-- begin ENTRIES --

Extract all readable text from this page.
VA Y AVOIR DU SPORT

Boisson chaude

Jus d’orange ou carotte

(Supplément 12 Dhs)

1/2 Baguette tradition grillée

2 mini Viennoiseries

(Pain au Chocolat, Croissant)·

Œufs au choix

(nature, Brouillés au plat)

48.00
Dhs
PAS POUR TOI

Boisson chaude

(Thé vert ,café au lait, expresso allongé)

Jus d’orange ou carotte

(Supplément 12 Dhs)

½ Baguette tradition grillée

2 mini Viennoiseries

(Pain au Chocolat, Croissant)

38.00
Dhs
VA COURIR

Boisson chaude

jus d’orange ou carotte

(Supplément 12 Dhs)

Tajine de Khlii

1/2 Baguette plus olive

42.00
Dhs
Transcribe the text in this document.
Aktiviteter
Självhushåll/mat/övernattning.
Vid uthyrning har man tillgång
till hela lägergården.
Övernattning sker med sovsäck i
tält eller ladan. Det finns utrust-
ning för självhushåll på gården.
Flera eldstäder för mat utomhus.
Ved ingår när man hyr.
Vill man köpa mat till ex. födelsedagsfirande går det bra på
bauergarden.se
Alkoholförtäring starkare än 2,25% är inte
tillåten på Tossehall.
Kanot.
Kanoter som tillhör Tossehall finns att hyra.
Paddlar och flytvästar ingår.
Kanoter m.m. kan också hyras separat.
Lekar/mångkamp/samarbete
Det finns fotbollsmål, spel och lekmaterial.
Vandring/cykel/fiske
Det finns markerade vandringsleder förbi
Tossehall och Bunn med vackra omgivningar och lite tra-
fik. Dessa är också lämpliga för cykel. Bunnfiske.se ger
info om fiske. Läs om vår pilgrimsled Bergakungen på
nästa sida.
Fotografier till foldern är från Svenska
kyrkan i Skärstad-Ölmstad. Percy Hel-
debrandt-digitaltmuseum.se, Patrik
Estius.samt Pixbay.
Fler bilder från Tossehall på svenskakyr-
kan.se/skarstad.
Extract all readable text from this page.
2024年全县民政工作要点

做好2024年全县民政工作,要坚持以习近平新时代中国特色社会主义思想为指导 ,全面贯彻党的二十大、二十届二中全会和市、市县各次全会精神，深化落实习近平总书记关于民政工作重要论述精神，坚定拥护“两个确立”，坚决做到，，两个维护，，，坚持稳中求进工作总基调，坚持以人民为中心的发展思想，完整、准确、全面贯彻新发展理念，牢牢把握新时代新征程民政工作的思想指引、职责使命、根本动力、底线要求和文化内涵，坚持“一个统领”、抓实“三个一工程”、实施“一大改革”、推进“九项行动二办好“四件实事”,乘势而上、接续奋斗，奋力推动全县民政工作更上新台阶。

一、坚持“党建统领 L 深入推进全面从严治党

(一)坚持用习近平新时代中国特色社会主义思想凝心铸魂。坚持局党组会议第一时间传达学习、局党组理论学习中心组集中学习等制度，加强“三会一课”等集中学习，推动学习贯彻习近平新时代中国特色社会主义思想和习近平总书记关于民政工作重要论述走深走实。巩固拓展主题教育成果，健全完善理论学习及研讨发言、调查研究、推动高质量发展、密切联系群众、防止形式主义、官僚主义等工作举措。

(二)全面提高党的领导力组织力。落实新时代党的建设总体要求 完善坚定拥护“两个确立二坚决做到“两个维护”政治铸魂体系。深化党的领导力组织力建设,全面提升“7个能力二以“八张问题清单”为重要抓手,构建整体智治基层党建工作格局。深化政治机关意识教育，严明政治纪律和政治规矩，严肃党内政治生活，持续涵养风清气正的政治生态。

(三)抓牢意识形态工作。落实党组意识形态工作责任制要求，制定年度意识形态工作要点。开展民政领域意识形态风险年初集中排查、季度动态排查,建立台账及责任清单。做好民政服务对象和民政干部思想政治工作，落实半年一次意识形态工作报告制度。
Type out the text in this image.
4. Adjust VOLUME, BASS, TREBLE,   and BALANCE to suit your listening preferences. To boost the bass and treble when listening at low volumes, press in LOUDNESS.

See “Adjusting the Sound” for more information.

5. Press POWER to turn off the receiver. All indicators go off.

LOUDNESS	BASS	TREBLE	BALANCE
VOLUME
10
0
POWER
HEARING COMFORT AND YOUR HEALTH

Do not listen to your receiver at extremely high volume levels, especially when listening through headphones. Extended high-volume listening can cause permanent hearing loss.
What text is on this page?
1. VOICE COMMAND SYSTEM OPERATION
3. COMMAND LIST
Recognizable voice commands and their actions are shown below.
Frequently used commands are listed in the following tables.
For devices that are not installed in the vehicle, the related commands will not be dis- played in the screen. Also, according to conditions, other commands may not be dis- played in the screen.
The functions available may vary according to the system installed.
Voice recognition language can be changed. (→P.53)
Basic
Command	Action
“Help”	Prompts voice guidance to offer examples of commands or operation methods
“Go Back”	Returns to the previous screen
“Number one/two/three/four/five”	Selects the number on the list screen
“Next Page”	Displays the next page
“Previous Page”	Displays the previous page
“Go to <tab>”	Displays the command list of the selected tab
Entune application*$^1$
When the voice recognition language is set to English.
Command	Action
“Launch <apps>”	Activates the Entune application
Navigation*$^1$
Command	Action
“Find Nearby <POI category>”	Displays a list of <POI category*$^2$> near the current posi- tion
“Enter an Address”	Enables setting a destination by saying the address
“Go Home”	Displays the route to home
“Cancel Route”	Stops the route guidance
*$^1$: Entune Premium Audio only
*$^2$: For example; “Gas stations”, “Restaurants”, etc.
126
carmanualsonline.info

-- end ENTRIES --

WORK TO DO: Gather from the records above every line containing the string "listening".

RESPONSE TO THIS TASK:
4. Adjust VOLUME, BASS, TREBLE,   and BALANCE to suit your listening preferences. To boost the bass and treble when listening at low volumes, press in LOUDNESS.
Do not listen to your receiver at extremely high volume levels, especially when listening through headphones. Extended high-volume listening can cause permanent hearing loss.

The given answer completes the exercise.